# [ENTRIES PROVIDED]

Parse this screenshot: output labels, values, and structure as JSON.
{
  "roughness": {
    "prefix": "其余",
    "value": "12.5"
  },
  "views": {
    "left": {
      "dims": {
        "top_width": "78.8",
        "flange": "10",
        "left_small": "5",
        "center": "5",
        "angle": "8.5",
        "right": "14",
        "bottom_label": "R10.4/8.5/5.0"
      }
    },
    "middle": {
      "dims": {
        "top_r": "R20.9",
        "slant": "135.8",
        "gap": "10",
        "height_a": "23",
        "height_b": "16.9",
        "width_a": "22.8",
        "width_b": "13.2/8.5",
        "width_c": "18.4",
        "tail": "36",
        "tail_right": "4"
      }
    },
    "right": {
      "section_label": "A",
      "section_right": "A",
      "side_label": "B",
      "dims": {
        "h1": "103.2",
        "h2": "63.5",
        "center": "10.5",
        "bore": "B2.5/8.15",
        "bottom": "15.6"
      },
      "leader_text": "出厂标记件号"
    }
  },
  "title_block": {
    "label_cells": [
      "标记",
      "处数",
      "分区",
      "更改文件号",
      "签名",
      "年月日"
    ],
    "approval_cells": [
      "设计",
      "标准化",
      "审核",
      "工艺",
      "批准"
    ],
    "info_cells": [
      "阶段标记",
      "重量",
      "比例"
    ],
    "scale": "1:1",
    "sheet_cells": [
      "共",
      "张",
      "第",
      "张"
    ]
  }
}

# [WORK TO COMPLETE]
Extract the full set of entries word for word.

# [OUTPUT OF THE TASK]
Parse this screenshot: output labels, values, and structure as JSON.
{
  "roughness": {
    "prefix": "其余",
    "value": "12.5"
  },
  "views": {
    "left": {
      "dims": {
        "top_width": "78.8",
        "flange": "10",
        "left_small": "5",
        "center": "5",
        "angle": "8.5",
        "right": "14",
        "bottom_label": "R10.4/8.5/5.0"
      }
    },
    "middle": {
      "dims": {
        "top_r": "R20.9",
        "slant": "135.8",
        "gap": "10",
        "height_a": "23",
        "height_b": "16.9",
        "width_a": "22.8",
        "width_b": "13.2/8.5",
        "width_c": "18.4",
        "tail": "36",
        "tail_right": "4"
      }
    },
    "right": {
      "section_label": "A",
      "section_right": "A",
      "side_label": "B",
      "dims": {
        "h1": "103.2",
        "h2": "63.5",
        "center": "10.5",
        "bore": "B2.5/8.15",
        "bottom": "15.6"
      },
      "leader_text": "出厂标记件号"
    }
  },
  "title_block": {
    "label_cells": [
      "标记",
      "处数",
      "分区",
      "更改文件号",
      "签名",
      "年月日"
    ],
    "approval_cells": [
      "设计",
      "标准化",
      "审核",
      "工艺",
      "批准"
    ],
    "info_cells": [
      "阶段标记",
      "重量",
      "比例"
    ],
    "scale": "1:1",
    "sheet_cells": [
      "共",
      "张",
      "第",
      "张"
    ]
  }
}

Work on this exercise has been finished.